━━━ Data provided ━━━

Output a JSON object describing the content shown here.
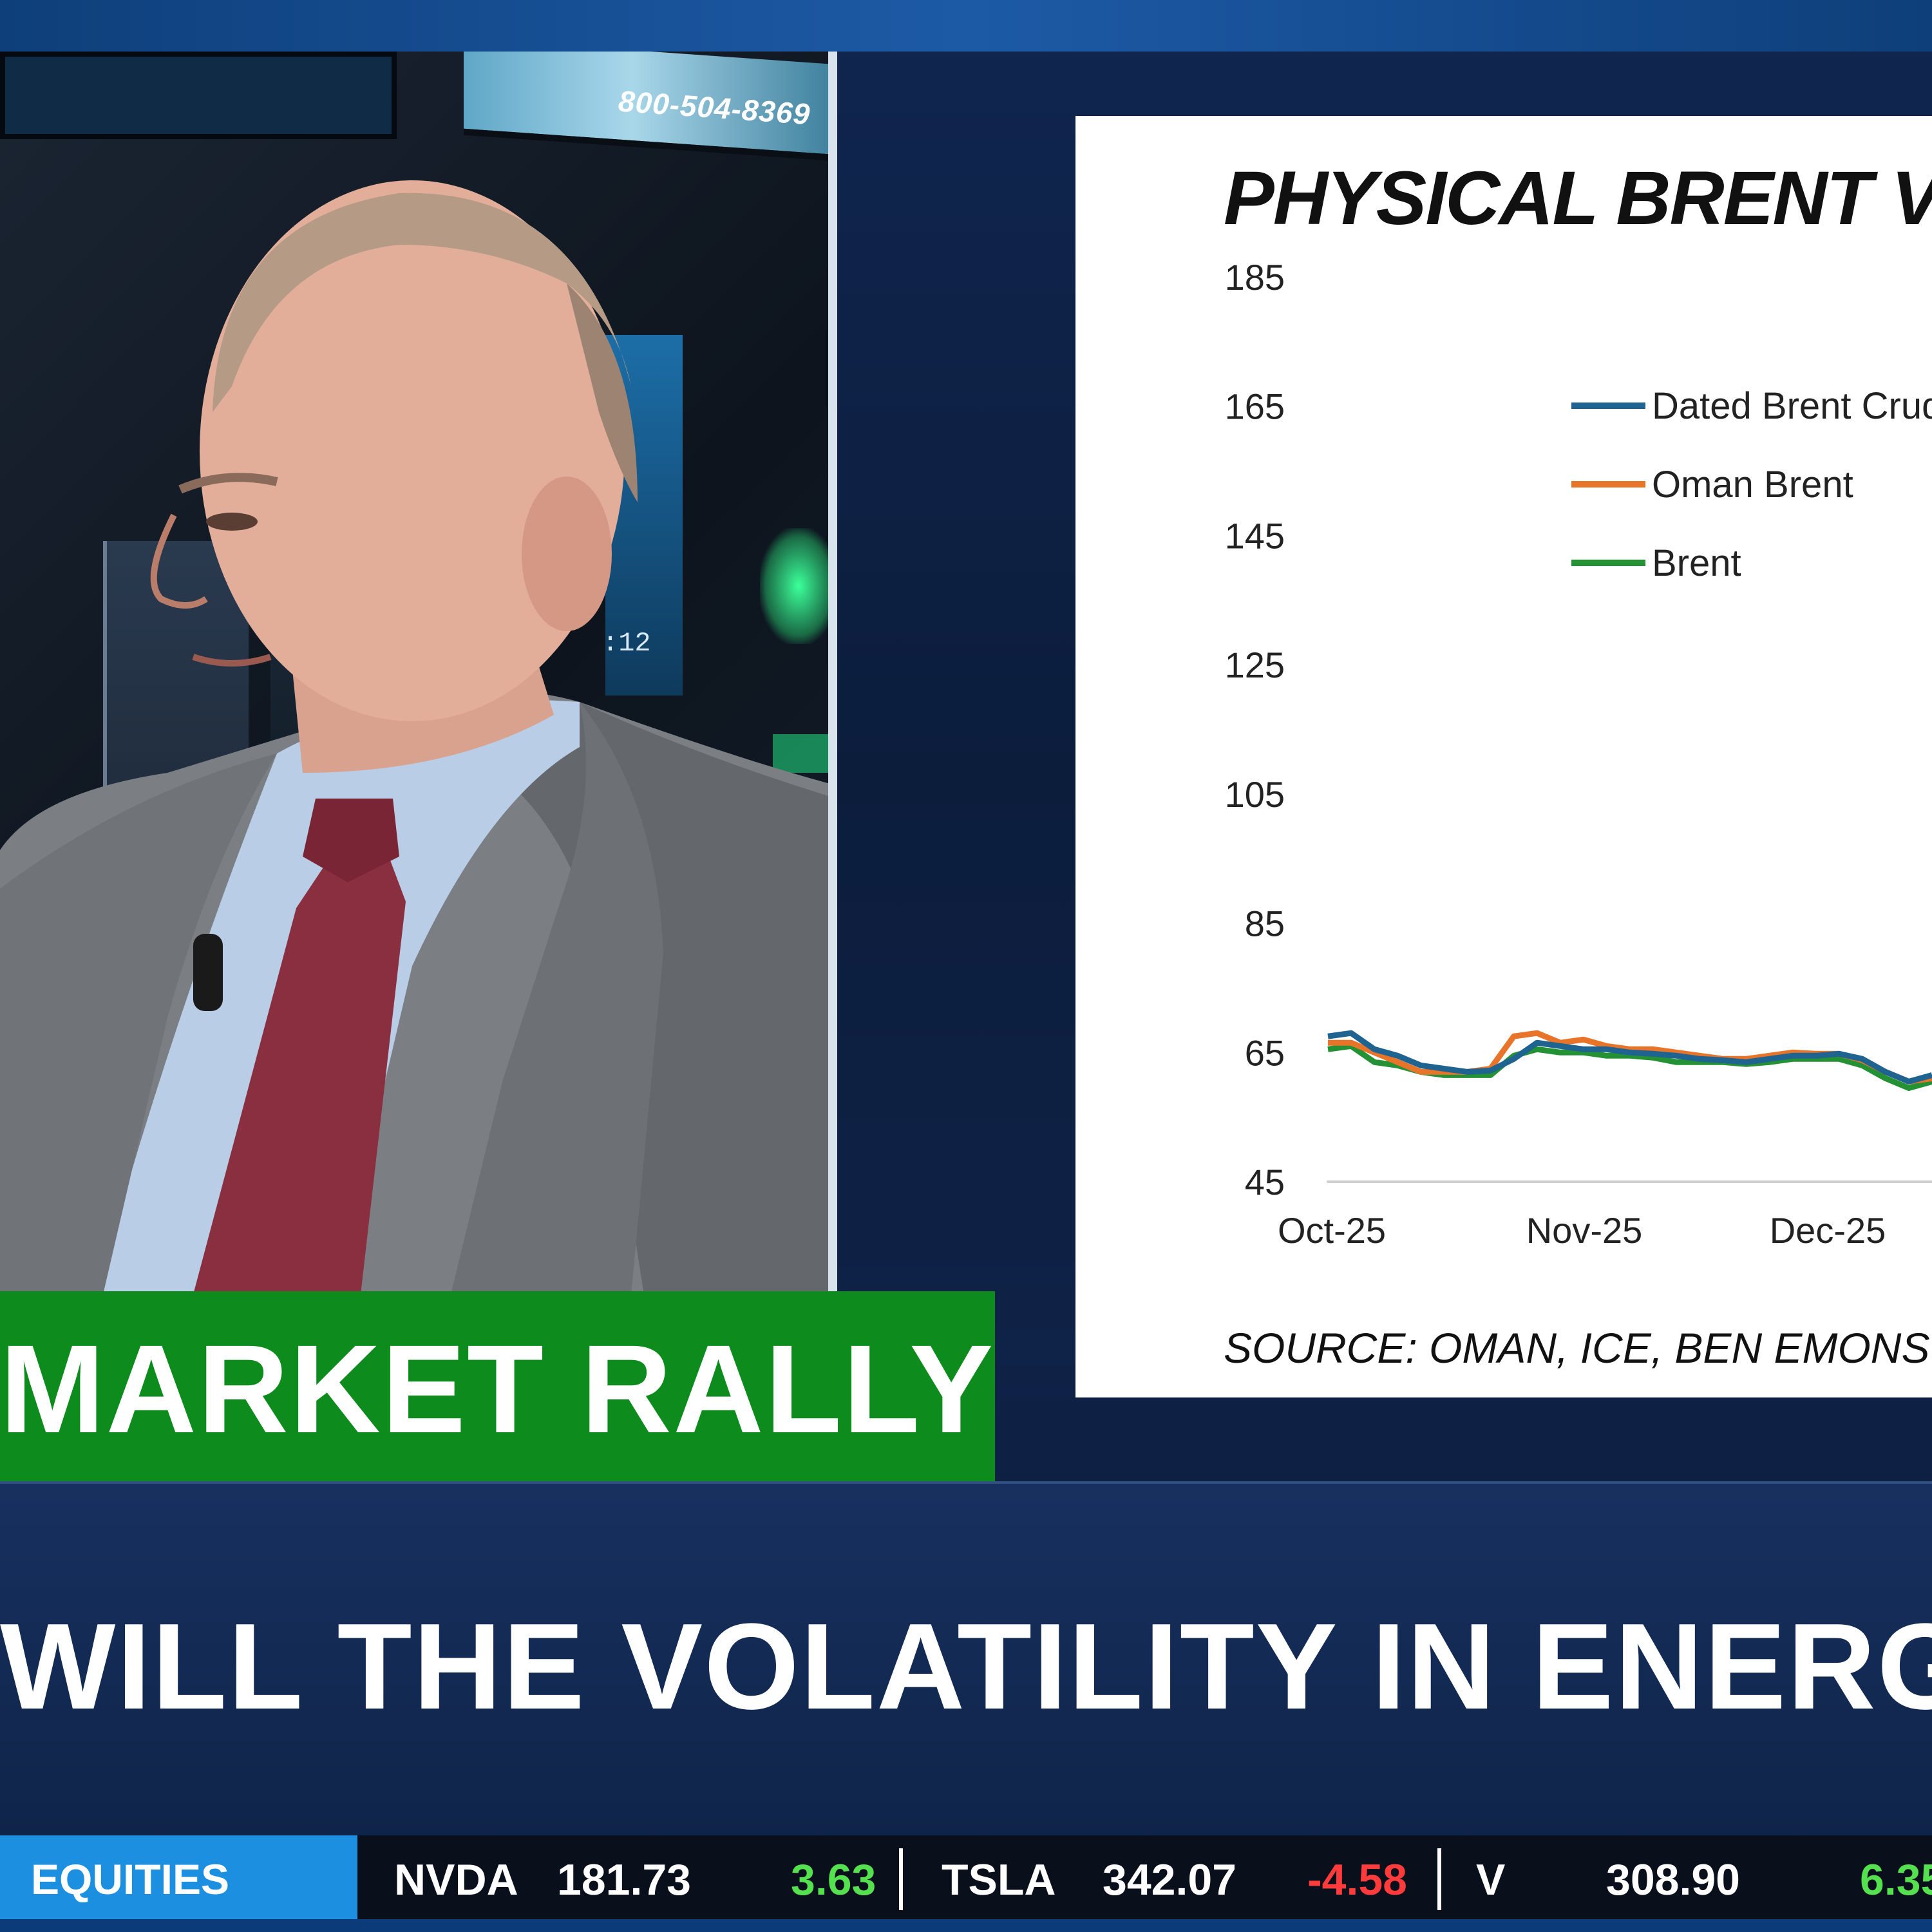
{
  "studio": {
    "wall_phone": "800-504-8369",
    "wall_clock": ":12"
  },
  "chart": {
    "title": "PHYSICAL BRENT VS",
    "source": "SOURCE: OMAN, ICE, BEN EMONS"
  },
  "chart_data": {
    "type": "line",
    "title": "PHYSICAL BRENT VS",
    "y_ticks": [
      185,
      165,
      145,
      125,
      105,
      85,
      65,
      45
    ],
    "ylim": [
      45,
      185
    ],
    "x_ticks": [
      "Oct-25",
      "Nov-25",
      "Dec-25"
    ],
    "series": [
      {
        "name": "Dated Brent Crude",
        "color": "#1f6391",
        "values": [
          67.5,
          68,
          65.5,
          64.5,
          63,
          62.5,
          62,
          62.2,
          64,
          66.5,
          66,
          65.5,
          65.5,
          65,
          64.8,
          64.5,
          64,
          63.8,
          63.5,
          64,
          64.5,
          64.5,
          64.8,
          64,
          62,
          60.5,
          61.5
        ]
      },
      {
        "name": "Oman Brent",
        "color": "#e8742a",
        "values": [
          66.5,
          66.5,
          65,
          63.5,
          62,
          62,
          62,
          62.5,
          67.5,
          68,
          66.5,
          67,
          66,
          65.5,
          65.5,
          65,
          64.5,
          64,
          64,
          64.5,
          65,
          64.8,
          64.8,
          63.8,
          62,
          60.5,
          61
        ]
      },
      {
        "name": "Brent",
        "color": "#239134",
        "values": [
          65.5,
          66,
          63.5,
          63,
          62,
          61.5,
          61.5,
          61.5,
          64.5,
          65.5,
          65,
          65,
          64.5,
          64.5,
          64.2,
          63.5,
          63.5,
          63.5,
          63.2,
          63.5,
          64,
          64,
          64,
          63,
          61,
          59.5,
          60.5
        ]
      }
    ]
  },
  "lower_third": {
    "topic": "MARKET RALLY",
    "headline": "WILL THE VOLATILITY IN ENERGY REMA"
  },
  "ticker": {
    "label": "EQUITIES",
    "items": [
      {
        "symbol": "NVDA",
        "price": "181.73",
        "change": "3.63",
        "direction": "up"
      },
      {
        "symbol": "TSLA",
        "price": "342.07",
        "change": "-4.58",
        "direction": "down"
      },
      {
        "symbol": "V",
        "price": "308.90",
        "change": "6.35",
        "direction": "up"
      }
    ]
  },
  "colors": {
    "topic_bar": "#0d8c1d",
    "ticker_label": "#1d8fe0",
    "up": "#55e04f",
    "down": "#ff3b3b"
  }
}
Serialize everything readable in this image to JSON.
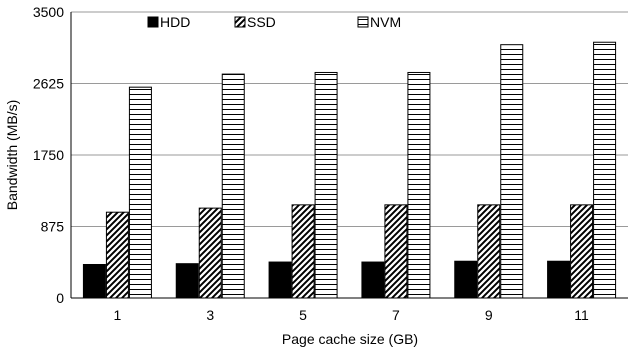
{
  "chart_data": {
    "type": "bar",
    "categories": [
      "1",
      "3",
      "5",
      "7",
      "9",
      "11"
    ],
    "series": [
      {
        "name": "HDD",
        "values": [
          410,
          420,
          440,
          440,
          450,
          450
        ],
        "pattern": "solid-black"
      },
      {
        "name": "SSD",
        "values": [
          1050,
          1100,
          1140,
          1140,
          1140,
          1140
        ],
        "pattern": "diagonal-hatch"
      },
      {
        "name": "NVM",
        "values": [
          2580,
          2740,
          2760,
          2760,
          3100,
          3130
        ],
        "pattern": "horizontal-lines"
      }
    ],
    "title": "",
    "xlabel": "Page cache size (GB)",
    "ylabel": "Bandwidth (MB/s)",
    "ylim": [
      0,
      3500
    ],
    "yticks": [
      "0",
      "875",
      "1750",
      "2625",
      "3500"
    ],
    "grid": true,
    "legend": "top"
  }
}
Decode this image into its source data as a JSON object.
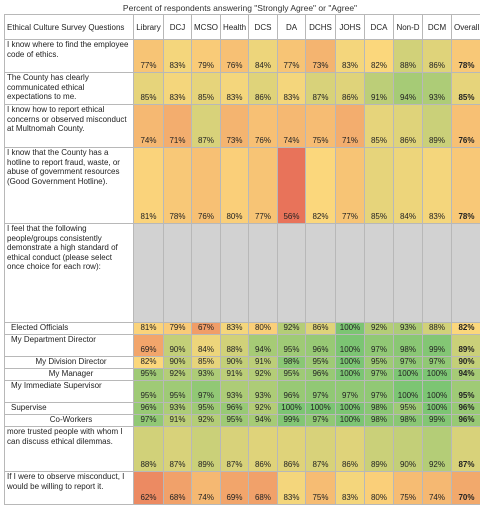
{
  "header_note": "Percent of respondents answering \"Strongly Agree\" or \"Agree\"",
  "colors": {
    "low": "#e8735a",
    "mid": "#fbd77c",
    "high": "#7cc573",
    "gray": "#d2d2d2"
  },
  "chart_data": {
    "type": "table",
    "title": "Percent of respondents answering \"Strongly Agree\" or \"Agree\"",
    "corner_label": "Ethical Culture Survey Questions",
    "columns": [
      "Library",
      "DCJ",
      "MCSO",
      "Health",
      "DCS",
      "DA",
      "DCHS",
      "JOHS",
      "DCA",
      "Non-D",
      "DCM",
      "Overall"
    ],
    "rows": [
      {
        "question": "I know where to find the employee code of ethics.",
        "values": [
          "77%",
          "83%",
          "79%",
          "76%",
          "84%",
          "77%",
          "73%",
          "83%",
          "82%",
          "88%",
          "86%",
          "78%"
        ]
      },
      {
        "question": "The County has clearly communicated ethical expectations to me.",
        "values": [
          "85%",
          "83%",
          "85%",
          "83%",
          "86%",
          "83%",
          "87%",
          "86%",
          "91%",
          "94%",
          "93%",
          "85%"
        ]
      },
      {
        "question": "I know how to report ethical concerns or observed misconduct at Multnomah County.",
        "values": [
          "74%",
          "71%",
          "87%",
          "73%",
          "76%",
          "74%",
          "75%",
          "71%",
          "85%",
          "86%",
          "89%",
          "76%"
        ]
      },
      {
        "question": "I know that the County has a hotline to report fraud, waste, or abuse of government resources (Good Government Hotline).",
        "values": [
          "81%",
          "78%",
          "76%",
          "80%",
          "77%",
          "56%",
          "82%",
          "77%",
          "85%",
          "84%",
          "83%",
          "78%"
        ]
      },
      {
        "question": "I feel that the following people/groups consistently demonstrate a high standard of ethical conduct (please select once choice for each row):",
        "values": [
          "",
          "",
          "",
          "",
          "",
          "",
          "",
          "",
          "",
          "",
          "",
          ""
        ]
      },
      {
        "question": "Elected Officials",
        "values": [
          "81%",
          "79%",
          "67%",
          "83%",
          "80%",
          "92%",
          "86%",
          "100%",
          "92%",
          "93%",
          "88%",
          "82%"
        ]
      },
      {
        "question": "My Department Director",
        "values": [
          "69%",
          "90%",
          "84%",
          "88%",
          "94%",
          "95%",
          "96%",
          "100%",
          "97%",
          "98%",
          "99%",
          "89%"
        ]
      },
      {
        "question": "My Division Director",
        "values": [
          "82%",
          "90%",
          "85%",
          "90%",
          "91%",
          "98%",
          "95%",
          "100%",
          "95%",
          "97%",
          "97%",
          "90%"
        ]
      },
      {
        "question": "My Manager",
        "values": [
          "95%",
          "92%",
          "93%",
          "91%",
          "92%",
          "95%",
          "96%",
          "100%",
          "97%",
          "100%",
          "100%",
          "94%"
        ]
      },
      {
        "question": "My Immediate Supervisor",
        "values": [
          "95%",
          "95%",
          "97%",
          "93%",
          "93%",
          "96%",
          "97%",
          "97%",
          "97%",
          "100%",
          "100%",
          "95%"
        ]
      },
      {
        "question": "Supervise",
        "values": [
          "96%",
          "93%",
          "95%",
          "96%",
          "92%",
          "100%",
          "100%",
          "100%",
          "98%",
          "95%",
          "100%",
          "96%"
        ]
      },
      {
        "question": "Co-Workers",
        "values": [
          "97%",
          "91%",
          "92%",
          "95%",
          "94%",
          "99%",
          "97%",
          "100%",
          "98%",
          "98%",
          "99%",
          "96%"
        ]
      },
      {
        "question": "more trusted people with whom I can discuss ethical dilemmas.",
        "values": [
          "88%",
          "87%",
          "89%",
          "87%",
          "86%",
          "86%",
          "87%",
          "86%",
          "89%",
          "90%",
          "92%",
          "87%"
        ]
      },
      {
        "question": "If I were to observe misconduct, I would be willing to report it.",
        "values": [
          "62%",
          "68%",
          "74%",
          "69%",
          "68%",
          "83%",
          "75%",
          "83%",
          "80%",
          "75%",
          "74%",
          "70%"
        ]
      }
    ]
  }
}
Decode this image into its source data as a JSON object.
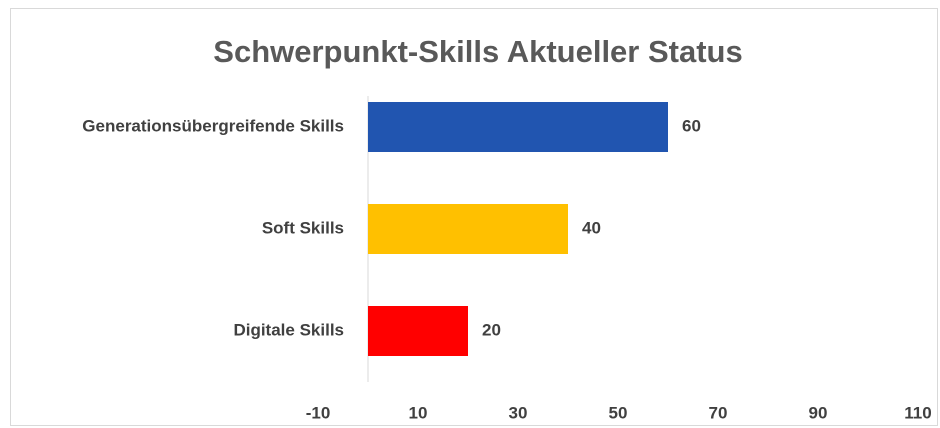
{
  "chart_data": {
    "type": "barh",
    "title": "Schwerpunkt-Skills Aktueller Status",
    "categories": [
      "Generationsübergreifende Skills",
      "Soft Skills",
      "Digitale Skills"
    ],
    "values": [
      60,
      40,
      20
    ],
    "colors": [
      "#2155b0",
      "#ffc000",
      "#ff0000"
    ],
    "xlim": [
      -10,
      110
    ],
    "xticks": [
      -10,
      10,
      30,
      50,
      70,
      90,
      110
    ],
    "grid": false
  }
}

━━━

§ **What to work on**
Pull out all lines from the entries above in which the word "title" appears.

§ **Task result**
    "title": "PHYSICAL BRENT VS",
    "title": "PHYSICAL BRENT VS",
    "title": "",
    "title": "Percent of respondents answering \"Strongly Agree\" or \"Agree\"",
    "title": "Schwerpunkt-Skills Aktueller Status",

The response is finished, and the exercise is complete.